= Task to carry out =
Determine how many lines of the material hold the string "Ming" and reply with only that number.

-------------------------

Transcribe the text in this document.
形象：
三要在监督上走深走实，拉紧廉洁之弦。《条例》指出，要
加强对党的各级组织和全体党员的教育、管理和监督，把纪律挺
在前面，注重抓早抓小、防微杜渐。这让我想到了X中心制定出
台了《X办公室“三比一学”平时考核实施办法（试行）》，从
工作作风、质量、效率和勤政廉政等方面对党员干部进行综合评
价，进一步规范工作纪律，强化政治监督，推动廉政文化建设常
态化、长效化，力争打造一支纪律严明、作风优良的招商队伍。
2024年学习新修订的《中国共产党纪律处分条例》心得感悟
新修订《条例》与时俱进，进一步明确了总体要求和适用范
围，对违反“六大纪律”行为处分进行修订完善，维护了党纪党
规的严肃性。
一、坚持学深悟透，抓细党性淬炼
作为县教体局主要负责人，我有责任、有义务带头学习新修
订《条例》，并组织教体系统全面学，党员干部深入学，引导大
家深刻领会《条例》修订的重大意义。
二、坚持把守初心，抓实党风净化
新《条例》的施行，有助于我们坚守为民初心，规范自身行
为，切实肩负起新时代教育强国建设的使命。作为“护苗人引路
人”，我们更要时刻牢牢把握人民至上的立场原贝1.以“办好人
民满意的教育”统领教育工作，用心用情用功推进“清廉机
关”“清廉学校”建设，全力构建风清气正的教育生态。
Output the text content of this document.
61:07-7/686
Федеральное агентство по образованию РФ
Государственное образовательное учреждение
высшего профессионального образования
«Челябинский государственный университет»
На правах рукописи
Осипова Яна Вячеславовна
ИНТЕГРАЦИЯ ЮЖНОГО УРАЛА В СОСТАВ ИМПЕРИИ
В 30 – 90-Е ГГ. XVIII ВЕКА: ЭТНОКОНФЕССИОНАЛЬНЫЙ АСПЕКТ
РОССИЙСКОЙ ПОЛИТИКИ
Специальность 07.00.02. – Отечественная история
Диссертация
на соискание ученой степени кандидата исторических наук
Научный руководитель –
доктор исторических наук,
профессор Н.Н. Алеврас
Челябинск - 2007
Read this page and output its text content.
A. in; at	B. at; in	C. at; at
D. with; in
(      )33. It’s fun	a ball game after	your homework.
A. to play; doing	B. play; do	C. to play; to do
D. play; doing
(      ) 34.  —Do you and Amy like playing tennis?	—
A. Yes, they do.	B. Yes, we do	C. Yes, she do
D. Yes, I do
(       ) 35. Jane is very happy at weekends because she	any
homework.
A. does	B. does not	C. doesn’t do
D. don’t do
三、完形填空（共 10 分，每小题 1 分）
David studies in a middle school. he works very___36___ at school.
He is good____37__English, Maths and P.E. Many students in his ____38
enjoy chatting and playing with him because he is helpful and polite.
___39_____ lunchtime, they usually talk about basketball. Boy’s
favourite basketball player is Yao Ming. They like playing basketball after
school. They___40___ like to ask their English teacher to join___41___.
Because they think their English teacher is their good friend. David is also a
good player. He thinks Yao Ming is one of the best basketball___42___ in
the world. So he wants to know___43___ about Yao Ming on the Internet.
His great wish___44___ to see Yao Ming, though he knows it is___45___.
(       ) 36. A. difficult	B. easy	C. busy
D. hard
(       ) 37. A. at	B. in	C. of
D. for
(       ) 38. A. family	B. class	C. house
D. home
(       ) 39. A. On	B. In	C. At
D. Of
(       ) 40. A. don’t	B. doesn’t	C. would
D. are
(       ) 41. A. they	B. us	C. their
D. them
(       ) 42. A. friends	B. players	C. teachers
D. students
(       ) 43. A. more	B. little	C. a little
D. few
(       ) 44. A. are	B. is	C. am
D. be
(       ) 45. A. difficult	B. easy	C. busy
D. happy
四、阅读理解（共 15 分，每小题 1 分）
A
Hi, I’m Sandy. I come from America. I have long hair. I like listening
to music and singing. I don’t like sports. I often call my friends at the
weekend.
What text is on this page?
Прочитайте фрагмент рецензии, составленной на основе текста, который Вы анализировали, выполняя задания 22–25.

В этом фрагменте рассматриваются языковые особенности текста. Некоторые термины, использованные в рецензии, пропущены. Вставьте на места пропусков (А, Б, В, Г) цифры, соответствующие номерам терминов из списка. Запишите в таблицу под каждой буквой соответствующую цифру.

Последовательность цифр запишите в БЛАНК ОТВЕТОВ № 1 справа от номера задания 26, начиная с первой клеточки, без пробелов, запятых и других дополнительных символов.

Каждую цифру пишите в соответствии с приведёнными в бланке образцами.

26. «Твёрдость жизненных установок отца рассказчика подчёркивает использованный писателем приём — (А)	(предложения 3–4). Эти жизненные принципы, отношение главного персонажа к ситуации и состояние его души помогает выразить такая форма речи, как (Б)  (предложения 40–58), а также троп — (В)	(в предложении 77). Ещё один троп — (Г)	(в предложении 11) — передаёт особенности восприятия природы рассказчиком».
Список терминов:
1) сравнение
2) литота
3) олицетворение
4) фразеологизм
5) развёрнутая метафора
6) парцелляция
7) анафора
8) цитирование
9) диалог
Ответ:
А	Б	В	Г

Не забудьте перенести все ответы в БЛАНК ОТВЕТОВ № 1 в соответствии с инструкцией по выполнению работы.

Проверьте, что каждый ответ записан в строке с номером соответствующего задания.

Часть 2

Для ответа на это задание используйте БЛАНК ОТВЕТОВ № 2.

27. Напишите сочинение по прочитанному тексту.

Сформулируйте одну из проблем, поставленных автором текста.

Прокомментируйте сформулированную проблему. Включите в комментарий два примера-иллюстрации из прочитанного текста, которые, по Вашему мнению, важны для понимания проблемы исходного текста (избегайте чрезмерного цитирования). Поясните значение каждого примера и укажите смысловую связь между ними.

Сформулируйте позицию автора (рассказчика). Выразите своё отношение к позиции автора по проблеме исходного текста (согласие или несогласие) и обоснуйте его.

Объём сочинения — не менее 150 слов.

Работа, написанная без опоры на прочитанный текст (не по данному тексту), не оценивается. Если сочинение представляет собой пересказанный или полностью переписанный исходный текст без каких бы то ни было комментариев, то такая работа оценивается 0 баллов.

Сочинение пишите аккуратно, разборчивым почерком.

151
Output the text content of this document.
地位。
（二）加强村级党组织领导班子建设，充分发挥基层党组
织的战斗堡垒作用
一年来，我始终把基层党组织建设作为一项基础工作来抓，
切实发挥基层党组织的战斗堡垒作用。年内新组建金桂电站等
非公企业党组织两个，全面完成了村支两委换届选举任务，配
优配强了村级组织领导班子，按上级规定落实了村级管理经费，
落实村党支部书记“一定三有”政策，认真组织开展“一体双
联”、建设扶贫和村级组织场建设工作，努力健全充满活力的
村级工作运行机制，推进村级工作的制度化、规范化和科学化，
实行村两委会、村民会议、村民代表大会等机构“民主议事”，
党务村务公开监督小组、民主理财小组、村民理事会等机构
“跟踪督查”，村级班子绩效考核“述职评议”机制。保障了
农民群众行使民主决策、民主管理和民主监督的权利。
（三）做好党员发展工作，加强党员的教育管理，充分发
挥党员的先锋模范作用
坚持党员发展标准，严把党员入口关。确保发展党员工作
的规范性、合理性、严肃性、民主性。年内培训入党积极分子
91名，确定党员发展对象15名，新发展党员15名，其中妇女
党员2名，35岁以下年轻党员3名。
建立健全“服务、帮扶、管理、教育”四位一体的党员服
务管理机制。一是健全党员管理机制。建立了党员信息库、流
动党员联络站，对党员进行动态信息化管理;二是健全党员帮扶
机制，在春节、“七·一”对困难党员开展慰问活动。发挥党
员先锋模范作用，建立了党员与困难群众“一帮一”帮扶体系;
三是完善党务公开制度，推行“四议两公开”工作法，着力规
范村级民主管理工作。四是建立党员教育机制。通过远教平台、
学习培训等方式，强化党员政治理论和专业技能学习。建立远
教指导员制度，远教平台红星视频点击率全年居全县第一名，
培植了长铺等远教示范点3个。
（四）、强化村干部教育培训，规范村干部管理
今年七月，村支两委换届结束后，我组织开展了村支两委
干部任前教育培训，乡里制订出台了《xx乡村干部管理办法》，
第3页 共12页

-------------------------

= Response to this exercise =
4